● **Required tasks**:
[1] In the road trip post below, how many stops does Google Maps allow for route planning?
[2] Give again, word for word, the part of the road trip post between "This summer with" and "with 10 stops.", inclusive.
[3] Turn the paragraph of the road trip post that begins "This summer with all of the virus mess" into a short bulleted list that keeps its main facts.
*** Opening of Excerpted text ***
This summer with all of the virus mess we have found the silver lining in the cloud in that our summer for once is completely wide open. We have a 13 year old and 11 year old girl plus two twin identical newborns. Ordinarily our older girls would have a summer jam packed with activities making it nearly impossible to do any trips longer than a week. The virus however has changed all of that and so we are looking at taking this rare oppurtunity to do a long road trip around the Western US to visit as many of the National Parks we can. So far my proposed route looks like this. Note that Google Maps only allows for route planning with 10 stops.

Editing this proposed Route from my original post... The number to the left is the cronilogical night(s) we would stay at said location. My initial post had Yosemite and Death Valley but I wasn't considering them as stops more than just passing through since we are close to Yosemite and Death Valley is not a place worth visiting in the summer.
*** Close of Excerpted text ***
*** Opening of Entries shown ***
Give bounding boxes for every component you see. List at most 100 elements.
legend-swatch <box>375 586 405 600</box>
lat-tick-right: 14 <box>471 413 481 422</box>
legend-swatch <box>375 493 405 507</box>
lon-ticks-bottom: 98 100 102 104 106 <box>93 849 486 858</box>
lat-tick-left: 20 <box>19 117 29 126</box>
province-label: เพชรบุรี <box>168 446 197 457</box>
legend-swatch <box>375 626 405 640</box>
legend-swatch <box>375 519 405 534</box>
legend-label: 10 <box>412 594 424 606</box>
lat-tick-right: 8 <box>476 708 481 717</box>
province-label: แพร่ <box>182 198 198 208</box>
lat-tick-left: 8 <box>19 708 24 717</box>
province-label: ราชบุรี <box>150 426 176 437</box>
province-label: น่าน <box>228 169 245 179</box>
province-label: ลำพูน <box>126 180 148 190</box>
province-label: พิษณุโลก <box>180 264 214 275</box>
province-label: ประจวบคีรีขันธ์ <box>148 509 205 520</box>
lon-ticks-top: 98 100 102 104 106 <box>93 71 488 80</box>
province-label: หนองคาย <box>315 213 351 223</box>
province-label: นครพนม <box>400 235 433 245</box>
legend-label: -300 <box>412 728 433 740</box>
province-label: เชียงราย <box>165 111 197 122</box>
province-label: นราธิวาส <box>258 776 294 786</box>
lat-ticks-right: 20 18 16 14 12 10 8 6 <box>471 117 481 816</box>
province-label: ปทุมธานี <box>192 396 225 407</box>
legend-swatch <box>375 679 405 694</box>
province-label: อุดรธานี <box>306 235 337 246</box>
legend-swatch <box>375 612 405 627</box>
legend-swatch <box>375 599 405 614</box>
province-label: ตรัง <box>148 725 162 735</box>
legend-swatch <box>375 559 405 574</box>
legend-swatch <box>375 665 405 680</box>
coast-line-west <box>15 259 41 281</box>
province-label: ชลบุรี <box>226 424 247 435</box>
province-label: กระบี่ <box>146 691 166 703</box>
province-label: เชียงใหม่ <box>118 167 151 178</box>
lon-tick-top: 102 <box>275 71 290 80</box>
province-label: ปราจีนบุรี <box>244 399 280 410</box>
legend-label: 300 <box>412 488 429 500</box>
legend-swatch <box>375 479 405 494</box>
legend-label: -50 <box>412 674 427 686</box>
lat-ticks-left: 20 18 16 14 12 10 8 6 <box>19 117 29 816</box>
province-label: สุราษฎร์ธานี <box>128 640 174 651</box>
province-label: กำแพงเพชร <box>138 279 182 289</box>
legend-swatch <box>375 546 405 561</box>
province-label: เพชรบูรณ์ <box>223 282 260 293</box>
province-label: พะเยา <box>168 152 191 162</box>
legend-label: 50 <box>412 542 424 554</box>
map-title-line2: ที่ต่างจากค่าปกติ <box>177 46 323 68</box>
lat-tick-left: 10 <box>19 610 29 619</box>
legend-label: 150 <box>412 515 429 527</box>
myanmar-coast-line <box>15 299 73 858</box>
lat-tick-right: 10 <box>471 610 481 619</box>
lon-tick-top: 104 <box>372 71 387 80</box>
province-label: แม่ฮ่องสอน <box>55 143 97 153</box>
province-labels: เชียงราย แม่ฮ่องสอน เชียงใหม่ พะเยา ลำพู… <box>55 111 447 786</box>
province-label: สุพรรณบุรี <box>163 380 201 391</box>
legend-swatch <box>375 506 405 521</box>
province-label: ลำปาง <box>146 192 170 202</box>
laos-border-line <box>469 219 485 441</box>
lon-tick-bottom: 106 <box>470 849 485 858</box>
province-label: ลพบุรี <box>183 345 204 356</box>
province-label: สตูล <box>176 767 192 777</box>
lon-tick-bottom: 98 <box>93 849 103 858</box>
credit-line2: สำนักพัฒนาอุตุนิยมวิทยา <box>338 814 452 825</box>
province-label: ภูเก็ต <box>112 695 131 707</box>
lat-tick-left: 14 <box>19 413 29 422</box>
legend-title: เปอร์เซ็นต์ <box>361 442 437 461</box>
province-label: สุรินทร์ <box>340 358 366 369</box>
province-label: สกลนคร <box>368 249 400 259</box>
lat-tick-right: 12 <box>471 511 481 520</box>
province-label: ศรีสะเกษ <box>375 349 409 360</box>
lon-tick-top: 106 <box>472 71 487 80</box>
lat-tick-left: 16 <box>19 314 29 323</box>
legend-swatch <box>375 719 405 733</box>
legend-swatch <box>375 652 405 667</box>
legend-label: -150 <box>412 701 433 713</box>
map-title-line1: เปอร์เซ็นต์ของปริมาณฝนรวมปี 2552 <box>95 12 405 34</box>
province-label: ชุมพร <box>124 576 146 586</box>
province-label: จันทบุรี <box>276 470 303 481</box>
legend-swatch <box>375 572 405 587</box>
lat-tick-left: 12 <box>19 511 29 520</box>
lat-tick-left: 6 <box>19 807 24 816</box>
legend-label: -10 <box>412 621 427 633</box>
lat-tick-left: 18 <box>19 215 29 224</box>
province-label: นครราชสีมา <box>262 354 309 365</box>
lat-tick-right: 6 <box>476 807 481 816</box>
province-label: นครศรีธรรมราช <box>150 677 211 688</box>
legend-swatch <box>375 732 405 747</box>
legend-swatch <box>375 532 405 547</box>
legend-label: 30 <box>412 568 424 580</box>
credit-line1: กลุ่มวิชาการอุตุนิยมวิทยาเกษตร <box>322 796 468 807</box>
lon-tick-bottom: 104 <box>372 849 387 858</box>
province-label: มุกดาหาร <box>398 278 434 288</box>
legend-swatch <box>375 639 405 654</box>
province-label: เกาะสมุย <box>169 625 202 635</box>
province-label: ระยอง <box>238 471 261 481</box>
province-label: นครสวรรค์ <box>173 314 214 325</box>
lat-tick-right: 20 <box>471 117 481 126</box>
*** Close of Entries shown ***
● **Answers given**:
[1] 10 stops.

[2]
This summer with all of the virus mess we have found the silver lining in the cloud in that our summer for once is completely wide open. We have a 13 year old and 11 year old girl plus two twin identical newborns. Ordinarily our older girls would have a summer jam packed with activities making it nearly impossible to do any trips longer than a week. The virus however has changed all of that and so we are looking at taking this rare oppurtunity to do a long road trip around the Western US to visit as many of the National Parks we can. So far my proposed route looks like this. Note that Google Maps only allows for route planning with 10 stops.

[3]
- The virus has left the family's summer completely open, which they call a silver lining.
- The children are a 13-year-old girl, an 11-year-old girl, and identical twin newborns.
- The older girls' activities usually fill the summer, so trips longer than a week are nearly impossible.
- The family wants to use this rare chance for a long road trip around the Western US to visit as many National Parks as they can.
- A proposed route follows, but Google Maps allows route planning with only 10 stops.